──────── RECORDS PROVIDED

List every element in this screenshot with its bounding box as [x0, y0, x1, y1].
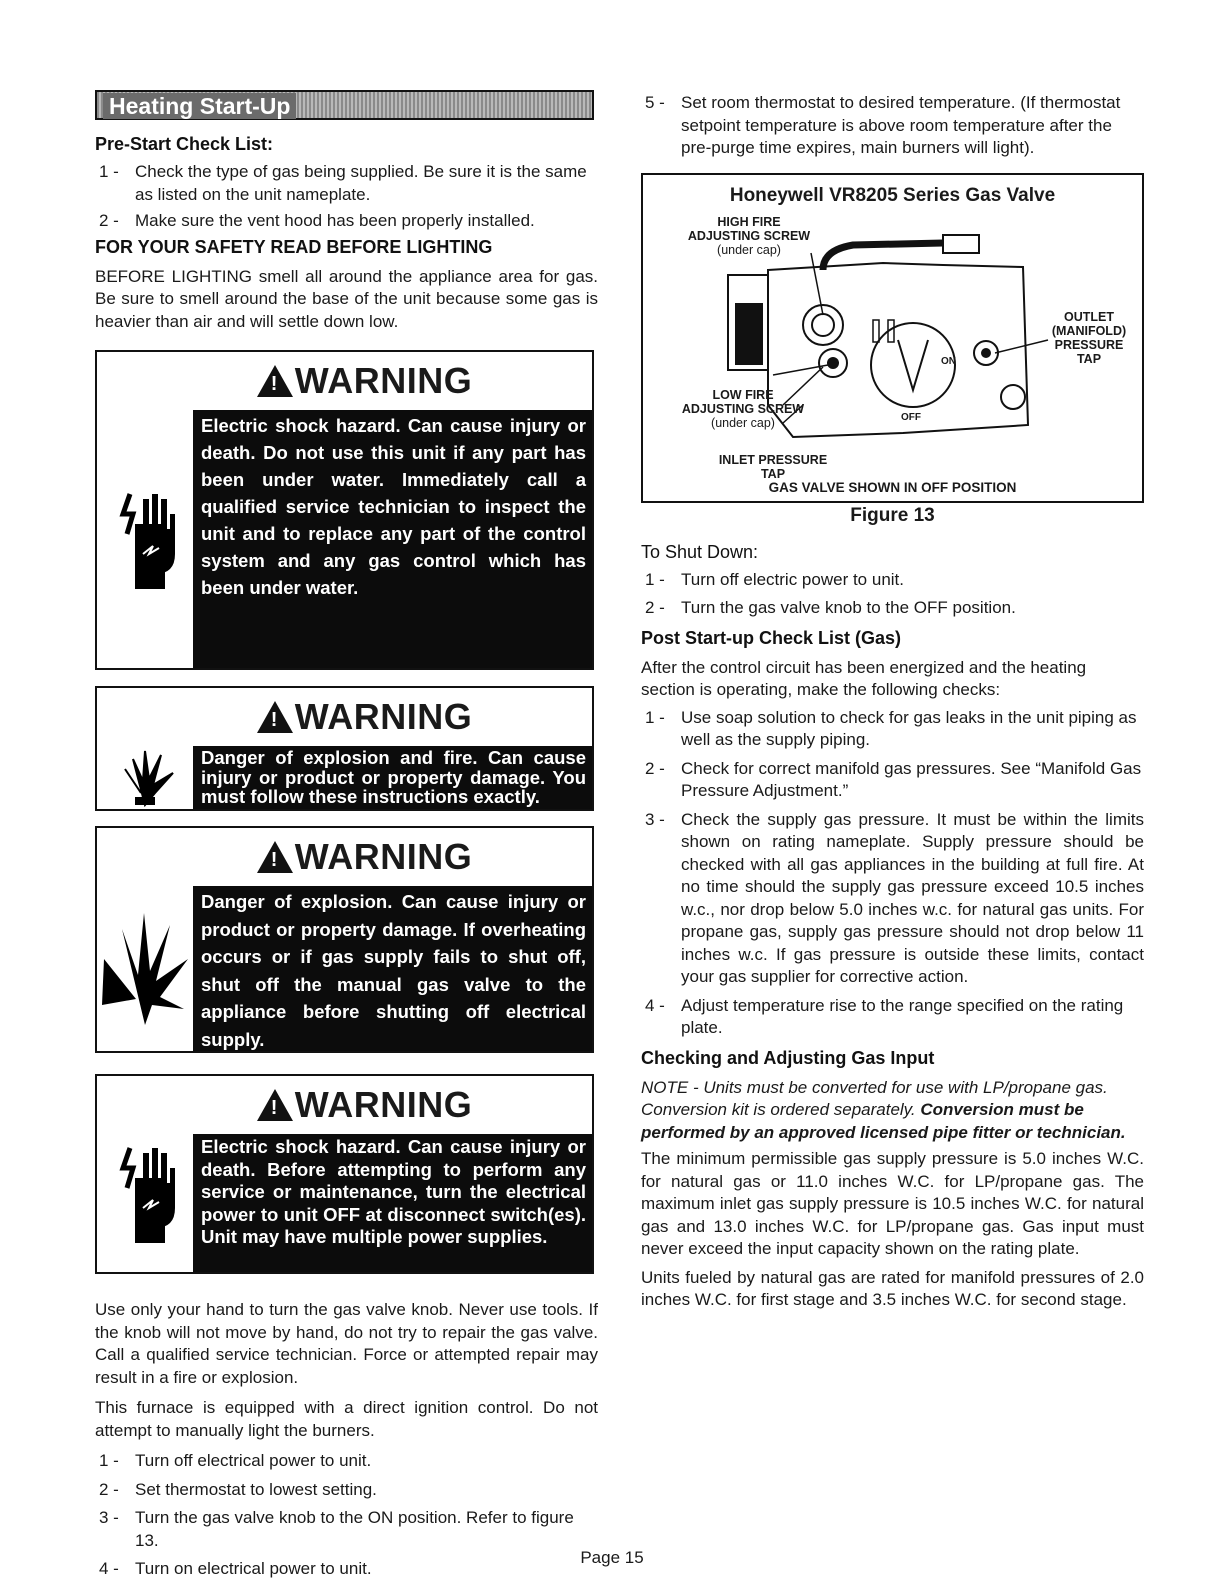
warning-header: ! WARNING	[97, 688, 592, 746]
startup-steps-continued	[641, 92, 1144, 160]
electric-shock-hand-icon	[97, 410, 193, 668]
list-item: 2 - Turn the gas valve knob to the OFF position.	[645, 598, 1016, 617]
warning-triangle-icon	[257, 365, 293, 397]
warning-box-3	[95, 826, 594, 1053]
left-column	[95, 90, 598, 1581]
gasinput-note: NOTE - Units must be converted for use with LP/propane gas. Conversion kit is ordered separately. Conversion must be performed by an approved licensed pipe fitter or technician.	[641, 1077, 1126, 1142]
list-item: 2 - Set thermostat to lowest setting.	[99, 1479, 377, 1499]
post-list	[641, 707, 1144, 1040]
electric-shock-hand-icon	[97, 1134, 193, 1272]
warning-header: ! WARNING	[97, 828, 592, 886]
list-item: 4 - Adjust temperature rise to the range specified on the rating plate.	[645, 995, 1124, 1037]
safety-heading: FOR YOUR SAFETY READ BEFORE LIGHTING	[95, 236, 493, 257]
warning-header: ! WARNING	[97, 1076, 592, 1134]
list-item: 5 - Set room thermostat to desired temperature. (If thermostat setpoint temperature is above room temperature after the pre-purge time expires, main burners will light).	[645, 93, 1121, 157]
list-item: 1 - Use soap solution to check for gas leaks in the unit piping as well as the supply piping.	[645, 707, 1137, 749]
right-column	[641, 92, 1144, 1312]
prestart-heading: Pre-Start Check List:	[95, 134, 274, 154]
warning-triangle-icon	[257, 841, 293, 873]
figure-title: Honeywell VR8205 Series Gas Valve	[729, 184, 1056, 206]
list-item: 2 - Make sure the vent hood has been properly installed.	[99, 211, 535, 230]
explosion-icon	[97, 886, 193, 1051]
list-item: 1 - Turn off electric power to unit.	[645, 569, 904, 589]
section-title-bar	[95, 90, 594, 120]
figure-gas-valve	[641, 173, 1144, 503]
warning-box-1	[95, 350, 594, 670]
warning-triangle-icon	[257, 701, 293, 733]
figure-footer: GAS VALVE SHOWN IN OFF POSITION	[768, 479, 1017, 495]
warning-box-4	[95, 1074, 594, 1274]
prestart-list	[95, 161, 598, 233]
list-item: 1 - Turn off electrical power to unit.	[99, 1451, 372, 1470]
paragraph: This furnace is equipped with a direct ignition control. Do not attempt to manually light the burners.	[95, 1398, 598, 1440]
warning-text: Danger of explosion and fire. Can cause injury or product or property damage. You must follow these instructions exactly.	[193, 746, 592, 809]
warning-triangle-icon	[257, 1089, 293, 1121]
label-inlet-tap: INLET PRESSURE TAP	[718, 452, 828, 481]
shutdown-heading: To Shut Down:	[641, 541, 759, 562]
warning-header: ! WARNING	[97, 352, 592, 410]
label-low-fire: LOW FIRE ADJUSTING SCREW (under cap)	[681, 387, 805, 430]
list-item: 4 - Turn on electrical power to unit.	[99, 1559, 372, 1578]
warning-text: Electric shock hazard. Can cause injury or death. Before attempting to perform any service or maintenance, turn the electrical power to unit OFF at disconnect switch(es). Unit may have multiple power supplies.	[193, 1134, 592, 1272]
warning-text: Electric shock hazard. Can cause injury or death. Do not use this unit if any part has been under water. Immediately call a qualified service technician to inspect the unit and to replace any part of the control system and any gas control which has been under water.	[193, 410, 592, 668]
section-title: Heating Start-Up	[103, 93, 296, 119]
list-item: 2 - Check for correct manifold gas pressures. See “Manifold Gas Pressure Adjustment.”	[645, 758, 1142, 800]
label-high-fire: HIGH FIRE ADJUSTING SCREW (under cap)	[687, 214, 811, 257]
gasinput-paragraph: The minimum permissible gas supply pressure is 5.0 inches W.C. for natural gas or 11.0 inches W.C. for LP/propane gas. The maximum inlet gas supply pressure is 10.5 inches W.C. for natural gas and 13.0 inches W.C. for LP/propane gas. Gas input must never exceed the input capacity shown on the rating plate.	[641, 1149, 1144, 1258]
warning-text: Danger of explosion. Can cause injury or product or property damage. If overheating occurs or if gas supply fails to shut off, shut off the manual gas valve to the appliance before shutting off electrical supply.	[193, 886, 592, 1051]
shutdown-list	[641, 569, 1144, 620]
explosion-icon	[97, 746, 193, 809]
list-item: 3 - Check the supply gas pressure. It must be within the limits shown on rating nameplate. Supply pressure should be checked with all gas appliances in the building at full fire. At no time should the supply gas pressure exceed 10.5 inches w.c., nor drop below 5.0 inches w.c. for natural gas units. For propane gas, supply gas pressure should not drop below 11 inches w.c. If gas pressure is outside these limits, contact your gas supplier for corrective action.	[645, 809, 1144, 986]
label-on: ON	[941, 355, 956, 367]
post-heading: Post Start-up Check List (Gas)	[641, 627, 902, 648]
safety-text: BEFORE LIGHTING smell all around the appliance area for gas. Be sure to smell around the base of the unit because some gas is heavier than air and will settle down low.	[95, 266, 598, 331]
post-intro: After the control circuit has been energized and the heating section is operating, make the following checks:	[641, 657, 1087, 699]
label-off: OFF	[901, 411, 921, 423]
gasinput-heading: Checking and Adjusting Gas Input	[641, 1047, 935, 1068]
label-outlet-tap: OUTLET (MANIFOLD) PRESSURE TAP	[1051, 309, 1127, 366]
warning-box-2	[95, 686, 594, 811]
paragraph: Use only your hand to turn the gas valve knob. Never use tools. If the knob will not move by hand, do not try to repair the gas valve. Call a qualified service technician. Force or attempted repair may result in a fire or explosion.	[95, 1300, 598, 1387]
list-item: 3 - Turn the gas valve knob to the ON position. Refer to figure 13.	[99, 1508, 574, 1550]
figure-caption: Figure 13	[850, 504, 935, 526]
page-number: Page 15	[580, 1548, 644, 1567]
gasinput-paragraph: Units fueled by natural gas are rated for manifold pressures of 2.0 inches W.C. for first stage and 3.5 inches W.C. for second stage.	[641, 1267, 1144, 1309]
list-item: 1 - Check the type of gas being supplied. Be sure it is the same as listed on the unit nameplate.	[99, 162, 587, 204]
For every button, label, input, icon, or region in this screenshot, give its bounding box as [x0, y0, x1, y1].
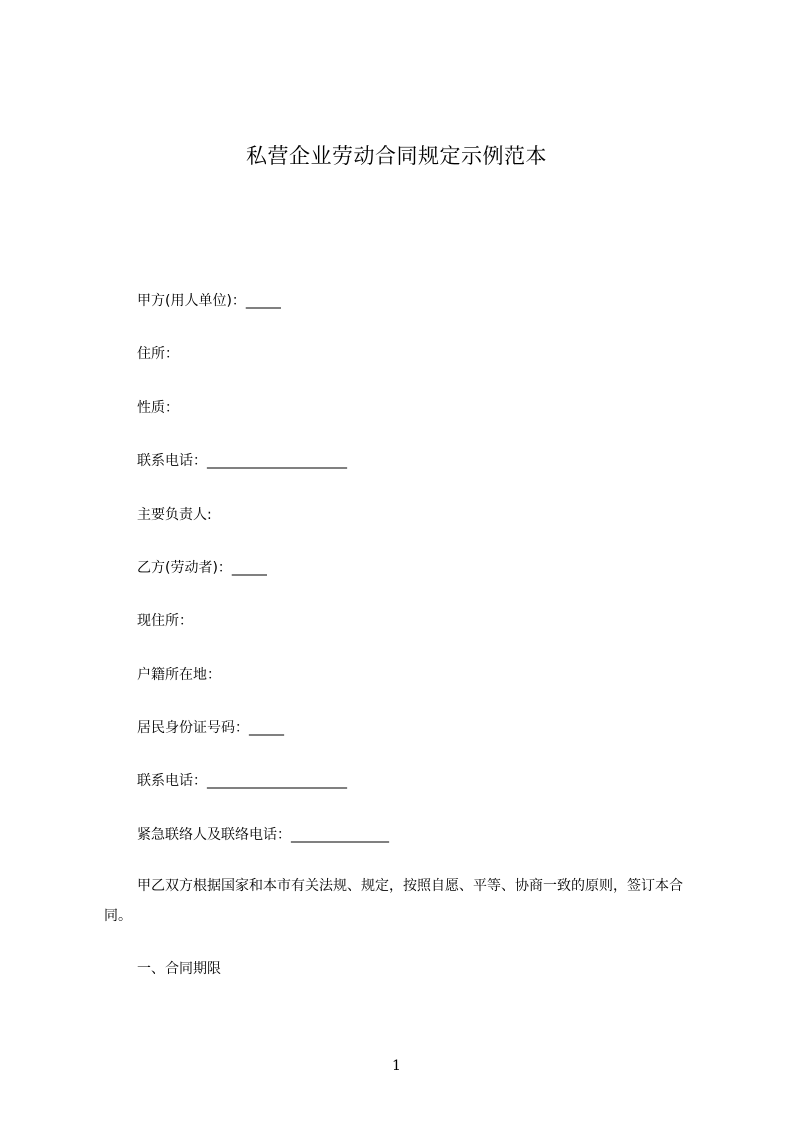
field-current-address: 现住所： — [137, 613, 193, 629]
field-id-number: 居民身份证号码：_____ — [137, 720, 284, 736]
field-employer: 甲方(用人单位)：_____ — [137, 293, 281, 309]
field-household-registration: 户籍所在地： — [137, 667, 221, 683]
intro-paragraph: 甲乙双方根据国家和本市有关法规、规定，按照自愿、平等、协商一致的原则，签订本合同。 — [104, 878, 683, 924]
field-employer-address: 住所： — [137, 346, 179, 362]
section-heading: 一、合同期限 — [137, 961, 221, 977]
field-employee: 乙方(劳动者)：_____ — [137, 560, 267, 576]
field-principal: 主要负责人: — [137, 507, 212, 523]
field-employee-phone: 联系电话：____________________ — [137, 773, 347, 789]
page-number: 1 — [392, 1058, 401, 1074]
field-employer-nature: 性质： — [137, 400, 179, 416]
document-title: 私营企业劳动合同规定示例范本 — [246, 144, 547, 168]
field-emergency-contact: 紧急联络人及联络电话：______________ — [137, 827, 389, 843]
field-employer-phone: 联系电话：____________________ — [137, 453, 347, 469]
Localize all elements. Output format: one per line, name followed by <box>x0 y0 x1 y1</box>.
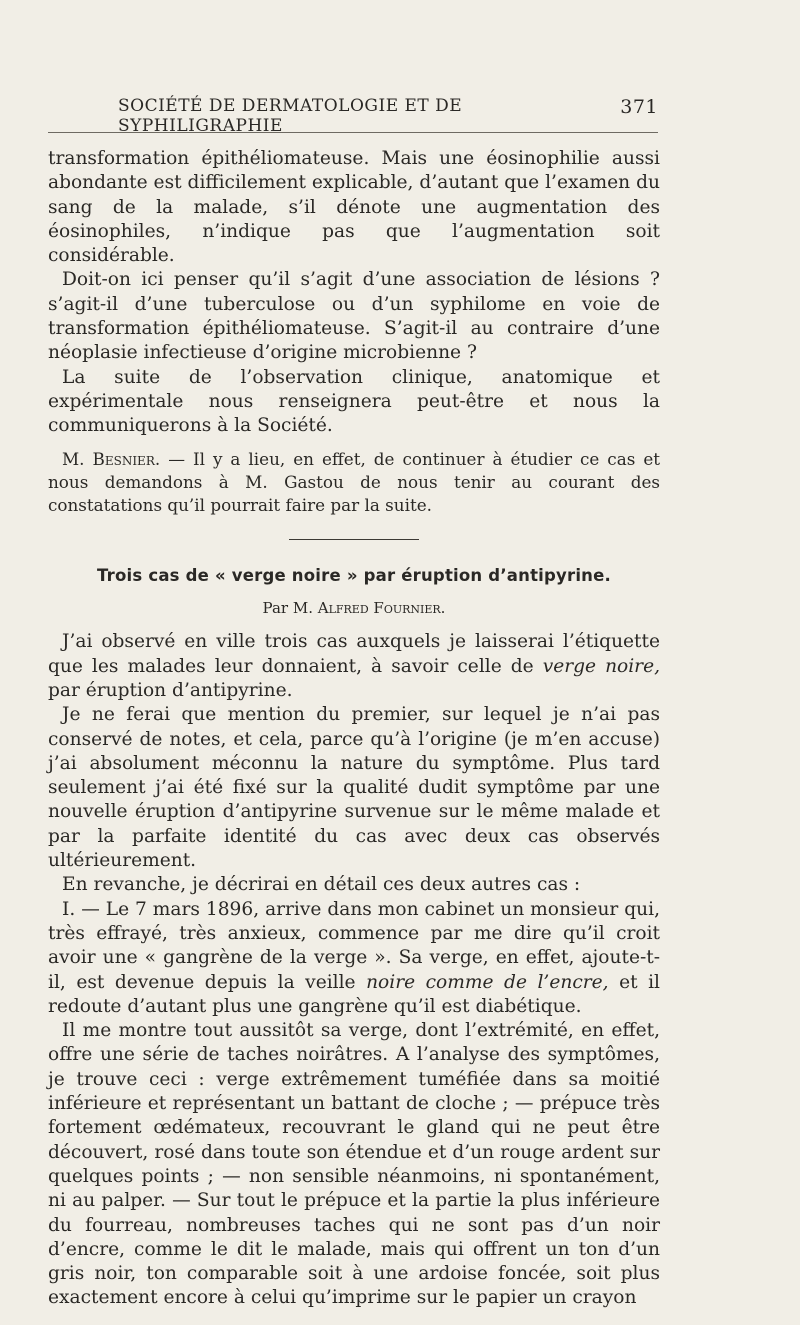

────────────────

Quote verbatim every line of the records starting with the line that contains "688, 592, 746]" and continuing through the line that contains "gasinput-note: NOTE - Units", including both of those lines.

### WRITTEN RESPONSE
warning-header: ! WARNING	[97, 688, 592, 746]
startup-steps-continued	[641, 92, 1144, 160]
electric-shock-hand-icon	[97, 410, 193, 668]
list-item: 2 - Turn the gas valve knob to the OFF position.	[645, 598, 1016, 617]
warning-triangle-icon	[257, 365, 293, 397]
warning-box-3	[95, 826, 594, 1053]
left-column	[95, 90, 598, 1581]
gasinput-note: NOTE - Units must be converted for use with LP/propane gas. Conversion kit is ordered separately. Conversion must be performed by an approved licensed pipe fitter or technician.	[641, 1077, 1126, 1142]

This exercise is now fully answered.